__Task goal__
Will you quote only the lines starting at the one that contains "Transcribe this image's" and ending with the last line of the listing below, inclusive?

Data entries
= = =

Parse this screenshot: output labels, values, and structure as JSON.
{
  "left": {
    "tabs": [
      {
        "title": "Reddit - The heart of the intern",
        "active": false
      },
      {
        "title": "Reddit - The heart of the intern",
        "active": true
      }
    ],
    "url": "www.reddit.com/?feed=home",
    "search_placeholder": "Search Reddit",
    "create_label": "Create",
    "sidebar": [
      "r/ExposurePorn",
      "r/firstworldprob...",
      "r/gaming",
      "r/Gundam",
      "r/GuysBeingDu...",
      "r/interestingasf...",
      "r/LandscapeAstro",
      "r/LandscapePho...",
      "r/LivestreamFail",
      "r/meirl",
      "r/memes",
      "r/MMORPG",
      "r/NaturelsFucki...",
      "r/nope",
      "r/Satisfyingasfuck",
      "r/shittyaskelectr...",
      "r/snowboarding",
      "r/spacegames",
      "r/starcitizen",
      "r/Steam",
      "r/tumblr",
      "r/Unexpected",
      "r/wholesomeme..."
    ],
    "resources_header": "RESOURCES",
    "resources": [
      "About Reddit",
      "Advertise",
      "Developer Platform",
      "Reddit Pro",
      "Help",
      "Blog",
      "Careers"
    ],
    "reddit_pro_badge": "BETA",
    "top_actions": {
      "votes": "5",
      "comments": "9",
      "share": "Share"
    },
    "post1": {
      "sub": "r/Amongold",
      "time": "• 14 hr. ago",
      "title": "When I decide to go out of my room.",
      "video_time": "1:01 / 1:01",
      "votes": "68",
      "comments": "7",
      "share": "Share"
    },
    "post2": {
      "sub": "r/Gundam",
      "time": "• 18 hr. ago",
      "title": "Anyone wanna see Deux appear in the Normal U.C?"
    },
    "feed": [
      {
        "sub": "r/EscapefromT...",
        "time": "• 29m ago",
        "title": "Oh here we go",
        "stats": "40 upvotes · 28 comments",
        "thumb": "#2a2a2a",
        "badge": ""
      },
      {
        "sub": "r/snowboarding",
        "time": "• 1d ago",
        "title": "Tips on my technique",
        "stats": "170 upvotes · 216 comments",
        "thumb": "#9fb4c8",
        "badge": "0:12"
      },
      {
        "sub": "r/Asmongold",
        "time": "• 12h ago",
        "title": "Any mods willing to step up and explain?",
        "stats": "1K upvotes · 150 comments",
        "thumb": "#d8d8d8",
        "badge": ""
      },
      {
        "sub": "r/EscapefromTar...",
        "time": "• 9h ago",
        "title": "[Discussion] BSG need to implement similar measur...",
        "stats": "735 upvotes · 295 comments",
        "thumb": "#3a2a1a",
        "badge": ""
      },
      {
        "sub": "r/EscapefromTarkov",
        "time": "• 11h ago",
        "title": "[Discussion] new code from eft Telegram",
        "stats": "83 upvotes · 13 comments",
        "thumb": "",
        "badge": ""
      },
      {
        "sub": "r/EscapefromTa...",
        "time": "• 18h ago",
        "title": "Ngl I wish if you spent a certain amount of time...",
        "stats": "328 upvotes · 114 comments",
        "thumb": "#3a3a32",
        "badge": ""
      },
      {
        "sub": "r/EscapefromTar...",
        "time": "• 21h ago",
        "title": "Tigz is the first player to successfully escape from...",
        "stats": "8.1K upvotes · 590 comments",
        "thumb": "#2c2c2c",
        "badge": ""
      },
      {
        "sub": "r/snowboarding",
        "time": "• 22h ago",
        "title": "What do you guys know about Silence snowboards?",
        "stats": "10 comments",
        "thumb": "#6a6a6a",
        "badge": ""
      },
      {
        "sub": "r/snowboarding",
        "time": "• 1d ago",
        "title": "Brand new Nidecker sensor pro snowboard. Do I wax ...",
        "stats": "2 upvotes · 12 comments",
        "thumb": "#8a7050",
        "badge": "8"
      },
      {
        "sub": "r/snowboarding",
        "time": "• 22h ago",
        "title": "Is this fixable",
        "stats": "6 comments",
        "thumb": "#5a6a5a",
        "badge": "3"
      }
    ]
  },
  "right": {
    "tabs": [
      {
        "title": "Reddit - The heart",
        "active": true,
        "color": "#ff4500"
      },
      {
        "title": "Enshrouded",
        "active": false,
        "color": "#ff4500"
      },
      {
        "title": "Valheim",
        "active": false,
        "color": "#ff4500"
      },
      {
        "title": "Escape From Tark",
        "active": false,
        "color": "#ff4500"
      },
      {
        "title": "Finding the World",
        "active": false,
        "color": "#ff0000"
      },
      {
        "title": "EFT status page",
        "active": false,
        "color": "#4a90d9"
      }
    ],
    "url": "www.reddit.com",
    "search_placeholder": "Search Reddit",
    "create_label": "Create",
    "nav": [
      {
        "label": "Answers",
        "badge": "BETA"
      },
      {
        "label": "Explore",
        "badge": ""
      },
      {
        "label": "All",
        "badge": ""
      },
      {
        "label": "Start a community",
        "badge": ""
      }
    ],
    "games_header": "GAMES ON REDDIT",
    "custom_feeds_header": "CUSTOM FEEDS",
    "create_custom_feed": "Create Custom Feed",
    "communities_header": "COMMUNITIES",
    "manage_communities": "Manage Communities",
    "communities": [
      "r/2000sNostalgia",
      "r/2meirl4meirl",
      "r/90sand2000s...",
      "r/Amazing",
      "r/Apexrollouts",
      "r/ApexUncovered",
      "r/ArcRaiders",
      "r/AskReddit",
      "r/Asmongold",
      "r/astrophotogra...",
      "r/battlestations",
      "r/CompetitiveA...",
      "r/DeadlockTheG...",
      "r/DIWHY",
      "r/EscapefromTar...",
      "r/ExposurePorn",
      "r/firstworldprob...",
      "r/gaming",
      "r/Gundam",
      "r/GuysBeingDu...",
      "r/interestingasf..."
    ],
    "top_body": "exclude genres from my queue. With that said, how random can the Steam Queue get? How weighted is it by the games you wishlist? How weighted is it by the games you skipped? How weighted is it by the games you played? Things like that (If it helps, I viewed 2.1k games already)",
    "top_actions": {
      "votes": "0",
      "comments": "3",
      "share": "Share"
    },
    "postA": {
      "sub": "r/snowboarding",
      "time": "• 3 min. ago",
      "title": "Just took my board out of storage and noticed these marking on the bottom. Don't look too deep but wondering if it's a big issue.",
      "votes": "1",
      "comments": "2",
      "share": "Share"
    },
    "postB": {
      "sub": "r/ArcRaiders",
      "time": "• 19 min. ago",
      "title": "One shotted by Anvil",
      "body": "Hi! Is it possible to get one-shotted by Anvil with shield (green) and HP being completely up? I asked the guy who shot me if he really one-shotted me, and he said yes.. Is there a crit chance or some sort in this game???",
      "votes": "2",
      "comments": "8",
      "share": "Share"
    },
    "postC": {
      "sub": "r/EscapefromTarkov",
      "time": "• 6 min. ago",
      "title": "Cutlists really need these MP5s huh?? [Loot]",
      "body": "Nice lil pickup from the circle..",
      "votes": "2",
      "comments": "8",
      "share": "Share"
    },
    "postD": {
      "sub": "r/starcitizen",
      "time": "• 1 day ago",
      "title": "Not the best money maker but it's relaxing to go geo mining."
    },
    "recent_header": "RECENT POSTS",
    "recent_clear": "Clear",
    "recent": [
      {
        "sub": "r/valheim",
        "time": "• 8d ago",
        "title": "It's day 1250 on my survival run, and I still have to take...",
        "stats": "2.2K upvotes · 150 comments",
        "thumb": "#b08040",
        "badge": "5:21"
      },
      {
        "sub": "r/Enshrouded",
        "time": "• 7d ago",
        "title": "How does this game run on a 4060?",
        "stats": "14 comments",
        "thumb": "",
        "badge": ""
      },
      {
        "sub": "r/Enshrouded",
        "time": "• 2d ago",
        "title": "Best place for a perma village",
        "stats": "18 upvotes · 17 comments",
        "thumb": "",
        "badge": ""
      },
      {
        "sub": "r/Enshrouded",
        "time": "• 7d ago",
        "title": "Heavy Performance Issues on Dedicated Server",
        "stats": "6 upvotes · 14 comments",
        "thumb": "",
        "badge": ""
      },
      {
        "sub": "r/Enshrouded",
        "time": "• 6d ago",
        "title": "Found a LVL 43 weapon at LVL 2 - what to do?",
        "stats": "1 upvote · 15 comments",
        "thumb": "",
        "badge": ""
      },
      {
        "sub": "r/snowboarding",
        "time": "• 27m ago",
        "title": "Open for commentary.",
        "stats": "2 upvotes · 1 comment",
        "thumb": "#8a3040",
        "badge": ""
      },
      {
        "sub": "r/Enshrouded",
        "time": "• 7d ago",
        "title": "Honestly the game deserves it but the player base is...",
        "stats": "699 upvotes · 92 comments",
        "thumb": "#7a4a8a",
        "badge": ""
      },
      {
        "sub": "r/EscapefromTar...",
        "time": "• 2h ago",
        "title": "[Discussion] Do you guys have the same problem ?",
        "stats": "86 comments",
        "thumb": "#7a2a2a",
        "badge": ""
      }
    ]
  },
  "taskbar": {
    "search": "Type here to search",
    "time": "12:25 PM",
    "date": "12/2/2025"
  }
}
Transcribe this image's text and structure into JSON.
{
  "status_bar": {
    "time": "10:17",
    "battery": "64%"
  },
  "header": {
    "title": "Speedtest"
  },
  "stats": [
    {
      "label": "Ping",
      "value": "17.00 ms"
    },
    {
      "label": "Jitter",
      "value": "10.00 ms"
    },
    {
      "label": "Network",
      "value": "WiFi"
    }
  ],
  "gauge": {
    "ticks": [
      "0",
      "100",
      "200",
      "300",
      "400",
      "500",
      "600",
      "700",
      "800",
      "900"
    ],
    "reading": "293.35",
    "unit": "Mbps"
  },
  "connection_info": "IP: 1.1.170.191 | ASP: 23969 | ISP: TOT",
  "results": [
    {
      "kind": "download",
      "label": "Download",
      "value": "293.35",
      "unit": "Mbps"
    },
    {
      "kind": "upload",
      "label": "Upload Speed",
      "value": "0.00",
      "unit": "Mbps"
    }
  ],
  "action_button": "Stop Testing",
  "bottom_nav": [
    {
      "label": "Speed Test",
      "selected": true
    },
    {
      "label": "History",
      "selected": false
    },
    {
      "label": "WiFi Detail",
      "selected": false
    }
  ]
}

= = =

__Answer to the task__
Transcribe this image's text and structure into JSON.
{
  "status_bar": {
    "time": "10:17",
    "battery": "64%"
  },
  "header": {
    "title": "Speedtest"
  },
  "stats": [
    {
      "label": "Ping",
      "value": "17.00 ms"
    },
    {
      "label": "Jitter",
      "value": "10.00 ms"
    },
    {
      "label": "Network",
      "value": "WiFi"
    }
  ],
  "gauge": {
    "ticks": [
      "0",
      "100",
      "200",
      "300",
      "400",
      "500",
      "600",
      "700",
      "800",
      "900"
    ],
    "reading": "293.35",
    "unit": "Mbps"
  },
  "connection_info": "IP: 1.1.170.191 | ASP: 23969 | ISP: TOT",
  "results": [
    {
      "kind": "download",
      "label": "Download",
      "value": "293.35",
      "unit": "Mbps"
    },
    {
      "kind": "upload",
      "label": "Upload Speed",
      "value": "0.00",
      "unit": "Mbps"
    }
  ],
  "action_button": "Stop Testing",
  "bottom_nav": [
    {
      "label": "Speed Test",
      "selected": true
    },
    {
      "label": "History",
      "selected": false
    },
    {
      "label": "WiFi Detail",
      "selected": false
    }
  ]
}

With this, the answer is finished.